* **Requirement**:
Copy the listing verbatim, excluding any images found in it.

* **Data for the task**:
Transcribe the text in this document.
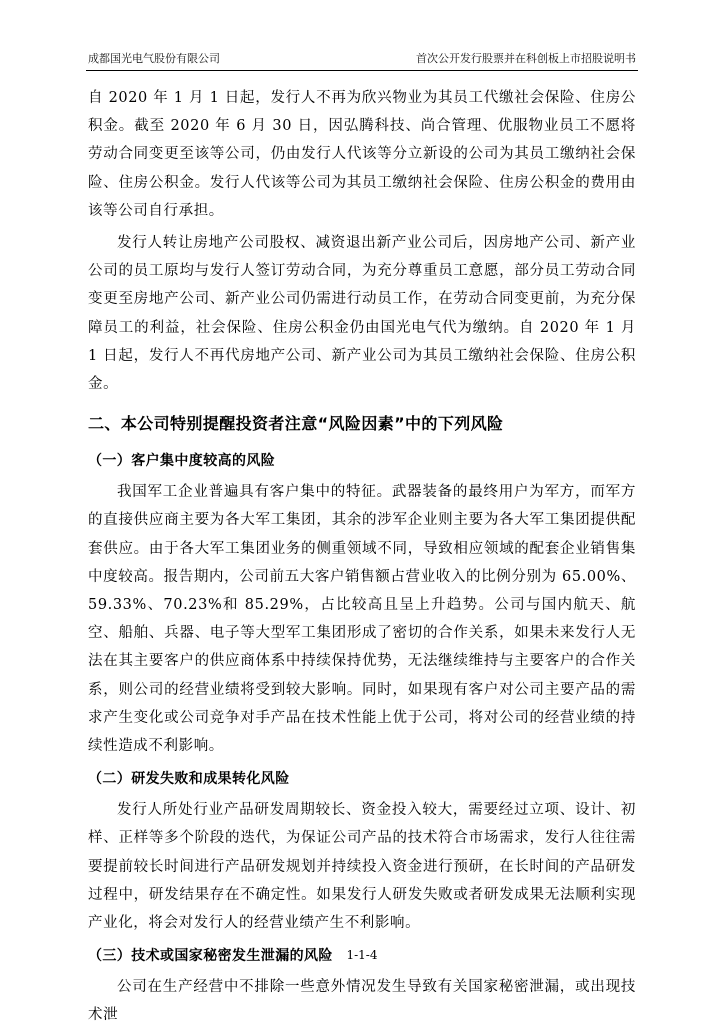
成都国光电气股份有限公司	首次公开发行股票并在科创板上市招股说明书

自 2020 年 1 月 1 日起，发行人不再为欣兴物业为其员工代缴社会保险、住房公积金。截至 2020 年 6 月 30 日，因弘腾科技、尚合管理、优服物业员工不愿将劳动合同变更至该等公司，仍由发行人代该等分立新设的公司为其员工缴纳社会保险、住房公积金。发行人代该等公司为其员工缴纳社会保险、住房公积金的费用由该等公司自行承担。

发行人转让房地产公司股权、减资退出新产业公司后，因房地产公司、新产业公司的员工原均与发行人签订劳动合同，为充分尊重员工意愿，部分员工劳动合同变更至房地产公司、新产业公司仍需进行动员工作，在劳动合同变更前，为充分保障员工的利益，社会保险、住房公积金仍由国光电气代为缴纳。自 2020 年 1 月 1 日起，发行人不再代房地产公司、新产业公司为其员工缴纳社会保险、住房公积金。

二、本公司特别提醒投资者注意“风险因素”中的下列风险
（一）客户集中度较高的风险

我国军工企业普遍具有客户集中的特征。武器装备的最终用户为军方，而军方的直接供应商主要为各大军工集团，其余的涉军企业则主要为各大军工集团提供配套供应。由于各大军工集团业务的侧重领域不同，导致相应领域的配套企业销售集中度较高。报告期内，公司前五大客户销售额占营业收入的比例分别为 65.00%、59.33%、70.23%和 85.29%，占比较高且呈上升趋势。公司与国内航天、航空、船舶、兵器、电子等大型军工集团形成了密切的合作关系，如果未来发行人无法在其主要客户的供应商体系中持续保持优势，无法继续维持与主要客户的合作关系，则公司的经营业绩将受到较大影响。同时，如果现有客户对公司主要产品的需求产生变化或公司竞争对手产品在技术性能上优于公司，将对公司的经营业绩的持续性造成不利影响。

（二）研发失败和成果转化风险

发行人所处行业产品研发周期较长、资金投入较大，需要经过立项、设计、初样、正样等多个阶段的迭代，为保证公司产品的技术符合市场需求，发行人往往需要提前较长时间进行产品研发规划并持续投入资金进行预研，在长时间的产品研发过程中，研发结果存在不确定性。如果发行人研发失败或者研发成果无法顺利实现产业化，将会对发行人的经营业绩产生不利影响。

（三）技术或国家秘密发生泄漏的风险

公司在生产经营中不排除一些意外情况发生导致有关国家秘密泄漏，或出现技术泄

1-1-4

* **Written response**:
Transcribe the text in this document.
成都国光电气股份有限公司	首次公开发行股票并在科创板上市招股说明书

自 2020 年 1 月 1 日起，发行人不再为欣兴物业为其员工代缴社会保险、住房公积金。截至 2020 年 6 月 30 日，因弘腾科技、尚合管理、优服物业员工不愿将劳动合同变更至该等公司，仍由发行人代该等分立新设的公司为其员工缴纳社会保险、住房公积金。发行人代该等公司为其员工缴纳社会保险、住房公积金的费用由该等公司自行承担。

发行人转让房地产公司股权、减资退出新产业公司后，因房地产公司、新产业公司的员工原均与发行人签订劳动合同，为充分尊重员工意愿，部分员工劳动合同变更至房地产公司、新产业公司仍需进行动员工作，在劳动合同变更前，为充分保障员工的利益，社会保险、住房公积金仍由国光电气代为缴纳。自 2020 年 1 月 1 日起，发行人不再代房地产公司、新产业公司为其员工缴纳社会保险、住房公积金。

二、本公司特别提醒投资者注意“风险因素”中的下列风险
（一）客户集中度较高的风险

我国军工企业普遍具有客户集中的特征。武器装备的最终用户为军方，而军方的直接供应商主要为各大军工集团，其余的涉军企业则主要为各大军工集团提供配套供应。由于各大军工集团业务的侧重领域不同，导致相应领域的配套企业销售集中度较高。报告期内，公司前五大客户销售额占营业收入的比例分别为 65.00%、59.33%、70.23%和 85.29%，占比较高且呈上升趋势。公司与国内航天、航空、船舶、兵器、电子等大型军工集团形成了密切的合作关系，如果未来发行人无法在其主要客户的供应商体系中持续保持优势，无法继续维持与主要客户的合作关系，则公司的经营业绩将受到较大影响。同时，如果现有客户对公司主要产品的需求产生变化或公司竞争对手产品在技术性能上优于公司，将对公司的经营业绩的持续性造成不利影响。

（二）研发失败和成果转化风险

发行人所处行业产品研发周期较长、资金投入较大，需要经过立项、设计、初样、正样等多个阶段的迭代，为保证公司产品的技术符合市场需求，发行人往往需要提前较长时间进行产品研发规划并持续投入资金进行预研，在长时间的产品研发过程中，研发结果存在不确定性。如果发行人研发失败或者研发成果无法顺利实现产业化，将会对发行人的经营业绩产生不利影响。

（三）技术或国家秘密发生泄漏的风险

公司在生产经营中不排除一些意外情况发生导致有关国家秘密泄漏，或出现技术泄

1-1-4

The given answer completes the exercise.